● Work instructions
Write out every entry exactly as given, but omit the pictures.

● Provided material
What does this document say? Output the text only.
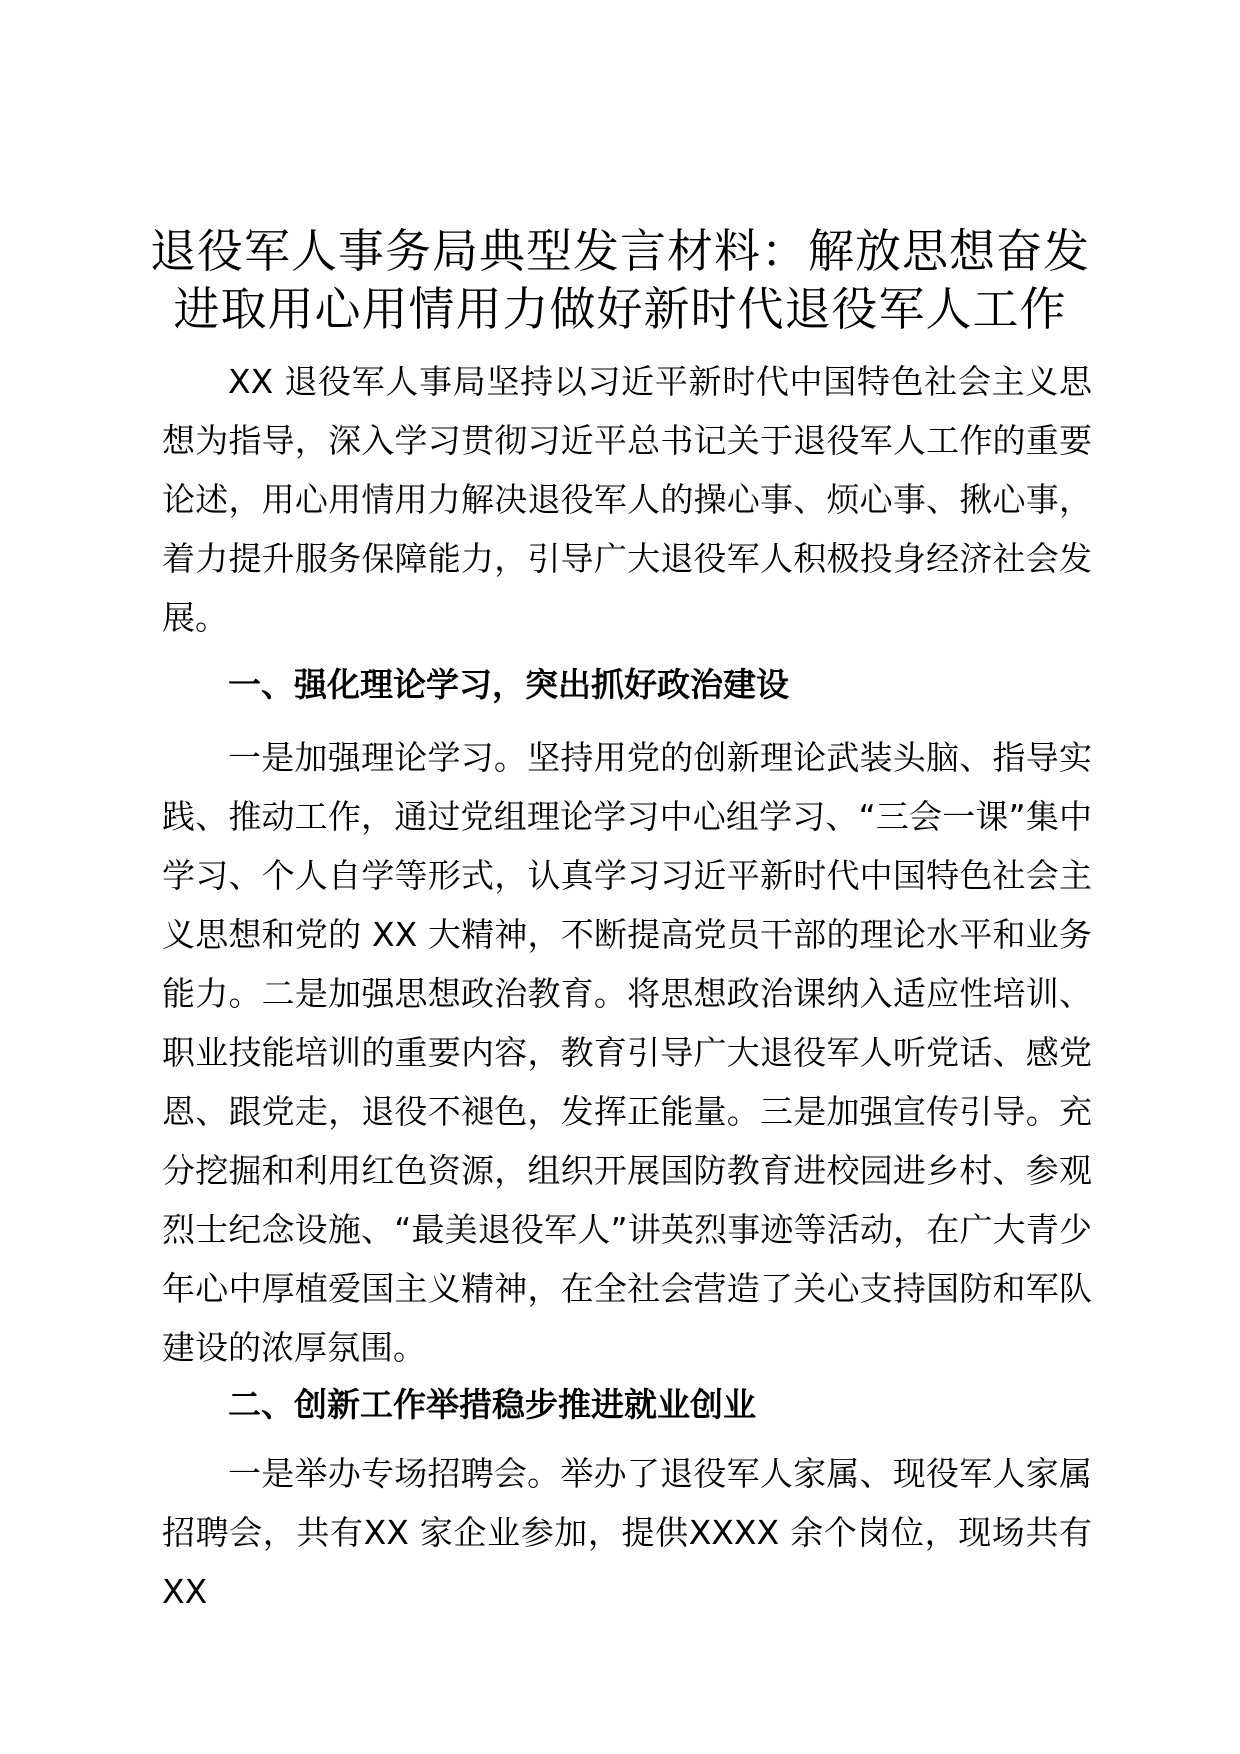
退役军人事务局典型发言材料：解放思想奋发
进取用心用情用力做好新时代退役军人工作

XX 退役军人事局坚持以习近平新时代中国特色社会主义思想为指导，深入学习贯彻习近平总书记关于退役军人工作的重要论述，用心用情用力解决退役军人的操心事、烦心事、揪心事，着力提升服务保障能力，引导广大退役军人积极投身经济社会发展。

一、强化理论学习，突出抓好政治建设

一是加强理论学习。坚持用党的创新理论武装头脑、指导实践、推动工作，通过党组理论学习中心组学习、“三会一课”集中学习、个人自学等形式，认真学习习近平新时代中国特色社会主义思想和党的 XX 大精神，不断提高党员干部的理论水平和业务能力。二是加强思想政治教育。将思想政治课纳入适应性培训、职业技能培训的重要内容，教育引导广大退役军人听党话、感党恩、跟党走，退役不褪色，发挥正能量。三是加强宣传引导。充分挖掘和利用红色资源，组织开展国防教育进校园进乡村、参观烈士纪念设施、“最美退役军人”讲英烈事迹等活动，在广大青少年心中厚植爱国主义精神，在全社会营造了关心支持国防和军队建设的浓厚氛围。

二、创新工作举措稳步推进就业创业

一是举办专场招聘会。举办了退役军人家属、现役军人家属招聘会，共有XX 家企业参加，提供XXXX 余个岗位，现场共有XX
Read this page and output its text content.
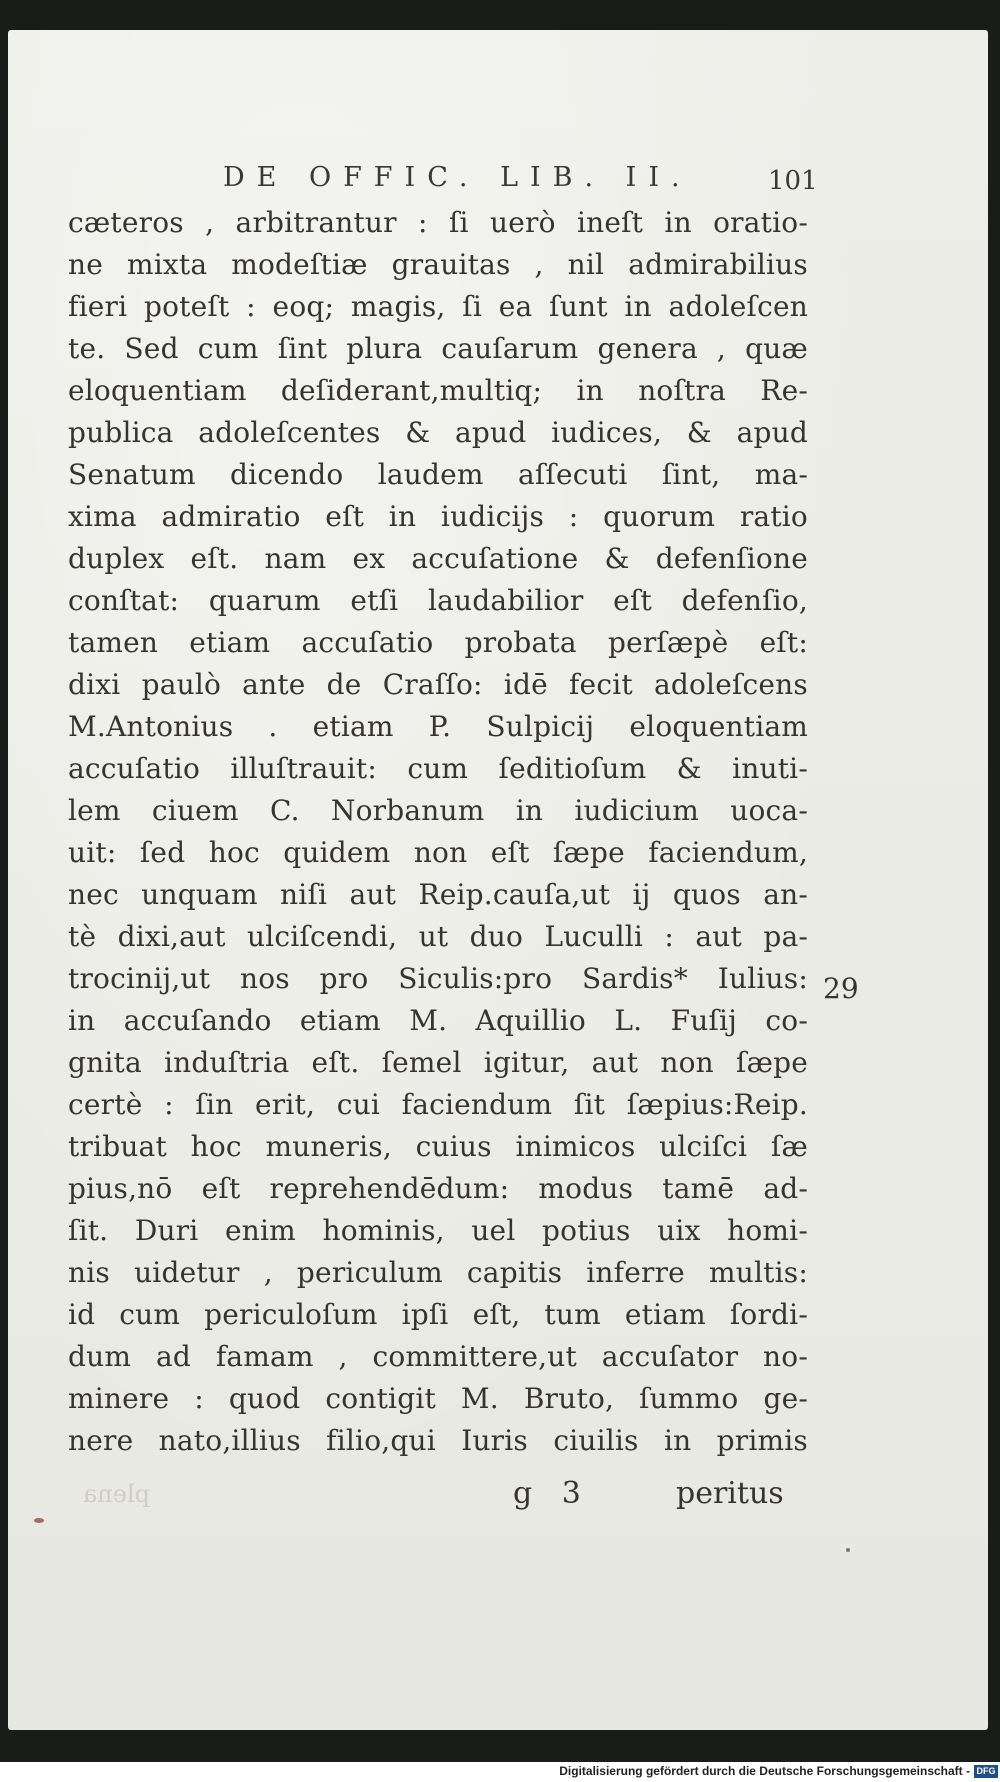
DE OFFIC. LIB. II.	101
cæteros , arbitrantur : ſi uerò ineſt in oratio-
ne mixta modeſtiæ grauitas , nil admirabilius
fieri poteſt : eoq; magis, ſi ea ſunt in adoleſcen
te. Sed cum ſint plura cauſarum genera , quæ
eloquentiam deſiderant,multiq; in noſtra Re-
publica adoleſcentes & apud iudices, & apud
Senatum dicendo laudem aſſecuti ſint, ma-
xima admiratio eſt in iudicijs : quorum ratio
duplex eſt. nam ex accuſatione & defenſione
conſtat: quarum etſi laudabilior eſt defenſio,
tamen etiam accuſatio probata perſæpè eſt:
dixi paulò ante de Craſſo: idē fecit adoleſcens
M.Antonius . etiam P. Sulpicij eloquentiam
accuſatio illuſtrauit: cum ſeditioſum & inuti-
lem ciuem C. Norbanum in iudicium uoca-
uit: ſed hoc quidem non eſt ſæpe faciendum,
nec unquam niſi aut Reip.cauſa,ut ij quos an-
tè dixi,aut ulciſcendi, ut duo Luculli : aut pa-
trocinij,ut nos pro Siculis:pro Sardis* Iulius:
in accuſando etiam M. Aquillio L. Fuſij co-
gnita induſtria eſt. ſemel igitur, aut non ſæpe
certè : ſin erit, cui faciendum ſit ſæpius:Reip.
tribuat hoc muneris, cuius inimicos ulciſci ſæ
pius,nō eſt reprehendēdum: modus tamē ad-
ſit. Duri enim hominis, uel potius uix homi-
nis uidetur , periculum capitis inferre multis:
id cum periculoſum ipſi eſt, tum etiam ſordi-
dum ad famam , committere,ut accuſator no-
minere : quod contigit M. Bruto, ſummo ge-
nere nato,illius filio,qui Iuris ciuilis in primis
29
plena	g 3	peritus
Digitalisierung gefördert durch die Deutsche Forschungsgemeinschaft - DFG
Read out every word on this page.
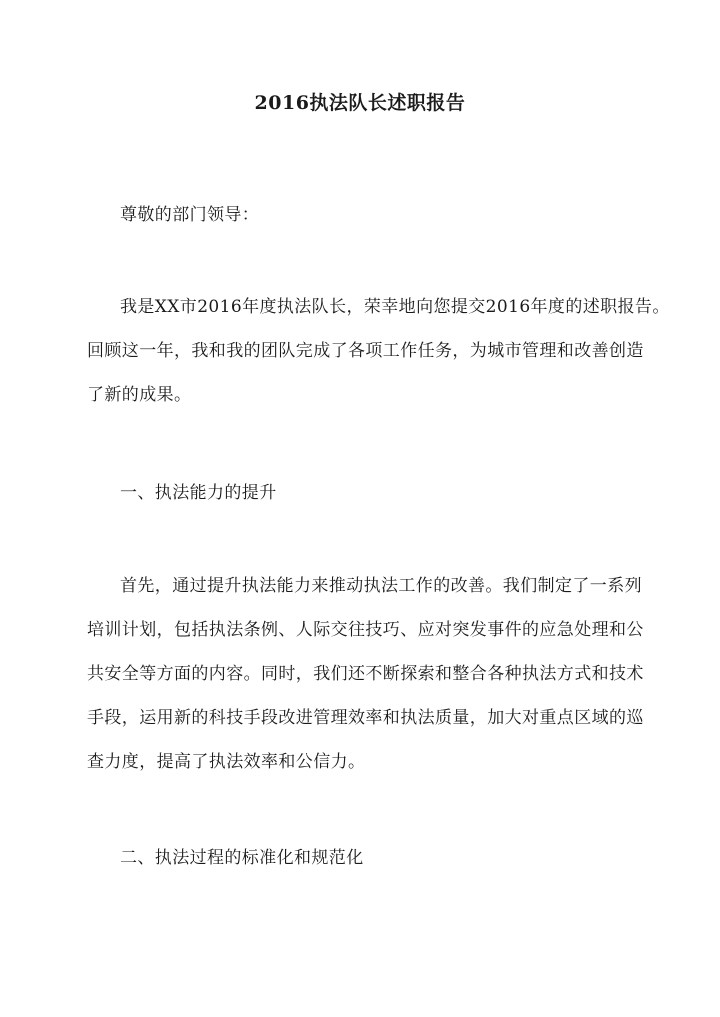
2016执法队长述职报告
尊敬的部门领导：
我是XX市2016年度执法队长，荣幸地向您提交2016年度的述职报告。
回顾这一年，我和我的团队完成了各项工作任务，为城市管理和改善创造
了新的成果。
一、执法能力的提升
首先，通过提升执法能力来推动执法工作的改善。我们制定了一系列
培训计划，包括执法条例、人际交往技巧、应对突发事件的应急处理和公
共安全等方面的内容。同时，我们还不断探索和整合各种执法方式和技术
手段，运用新的科技手段改进管理效率和执法质量，加大对重点区域的巡
查力度，提高了执法效率和公信力。
二、执法过程的标准化和规范化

● Result
What does this document say? Output the text only.
退役军人事务局典型发言材料：解放思想奋发
进取用心用情用力做好新时代退役军人工作

XX 退役军人事局坚持以习近平新时代中国特色社会主义思想为指导，深入学习贯彻习近平总书记关于退役军人工作的重要论述，用心用情用力解决退役军人的操心事、烦心事、揪心事，着力提升服务保障能力，引导广大退役军人积极投身经济社会发展。

一、强化理论学习，突出抓好政治建设

一是加强理论学习。坚持用党的创新理论武装头脑、指导实践、推动工作，通过党组理论学习中心组学习、“三会一课”集中学习、个人自学等形式，认真学习习近平新时代中国特色社会主义思想和党的 XX 大精神，不断提高党员干部的理论水平和业务能力。二是加强思想政治教育。将思想政治课纳入适应性培训、职业技能培训的重要内容，教育引导广大退役军人听党话、感党恩、跟党走，退役不褪色，发挥正能量。三是加强宣传引导。充分挖掘和利用红色资源，组织开展国防教育进校园进乡村、参观烈士纪念设施、“最美退役军人”讲英烈事迹等活动，在广大青少年心中厚植爱国主义精神，在全社会营造了关心支持国防和军队建设的浓厚氛围。

二、创新工作举措稳步推进就业创业

一是举办专场招聘会。举办了退役军人家属、现役军人家属招聘会，共有XX 家企业参加，提供XXXX 余个岗位，现场共有XX
Read this page and output its text content.
DE OFFIC. LIB. II.	101
cæteros , arbitrantur : ſi uerò ineſt in oratio-
ne mixta modeſtiæ grauitas , nil admirabilius
fieri poteſt : eoq; magis, ſi ea ſunt in adoleſcen
te. Sed cum ſint plura cauſarum genera , quæ
eloquentiam deſiderant,multiq; in noſtra Re-
publica adoleſcentes & apud iudices, & apud
Senatum dicendo laudem aſſecuti ſint, ma-
xima admiratio eſt in iudicijs : quorum ratio
duplex eſt. nam ex accuſatione & defenſione
conſtat: quarum etſi laudabilior eſt defenſio,
tamen etiam accuſatio probata perſæpè eſt:
dixi paulò ante de Craſſo: idē fecit adoleſcens
M.Antonius . etiam P. Sulpicij eloquentiam
accuſatio illuſtrauit: cum ſeditioſum & inuti-
lem ciuem C. Norbanum in iudicium uoca-
uit: ſed hoc quidem non eſt ſæpe faciendum,
nec unquam niſi aut Reip.cauſa,ut ij quos an-
tè dixi,aut ulciſcendi, ut duo Luculli : aut pa-
trocinij,ut nos pro Siculis:pro Sardis* Iulius:
in accuſando etiam M. Aquillio L. Fuſij co-
gnita induſtria eſt. ſemel igitur, aut non ſæpe
certè : ſin erit, cui faciendum ſit ſæpius:Reip.
tribuat hoc muneris, cuius inimicos ulciſci ſæ
pius,nō eſt reprehendēdum: modus tamē ad-
ſit. Duri enim hominis, uel potius uix homi-
nis uidetur , periculum capitis inferre multis:
id cum periculoſum ipſi eſt, tum etiam ſordi-
dum ad famam , committere,ut accuſator no-
minere : quod contigit M. Bruto, ſummo ge-
nere nato,illius filio,qui Iuris ciuilis in primis
29
plena	g 3	peritus
Digitalisierung gefördert durch die Deutsche Forschungsgemeinschaft - DFG
Read out every word on this page.
2016执法队长述职报告
尊敬的部门领导：
我是XX市2016年度执法队长，荣幸地向您提交2016年度的述职报告。
回顾这一年，我和我的团队完成了各项工作任务，为城市管理和改善创造
了新的成果。
一、执法能力的提升
首先，通过提升执法能力来推动执法工作的改善。我们制定了一系列
培训计划，包括执法条例、人际交往技巧、应对突发事件的应急处理和公
共安全等方面的内容。同时，我们还不断探索和整合各种执法方式和技术
手段，运用新的科技手段改进管理效率和执法质量，加大对重点区域的巡
查力度，提高了执法效率和公信力。
二、执法过程的标准化和规范化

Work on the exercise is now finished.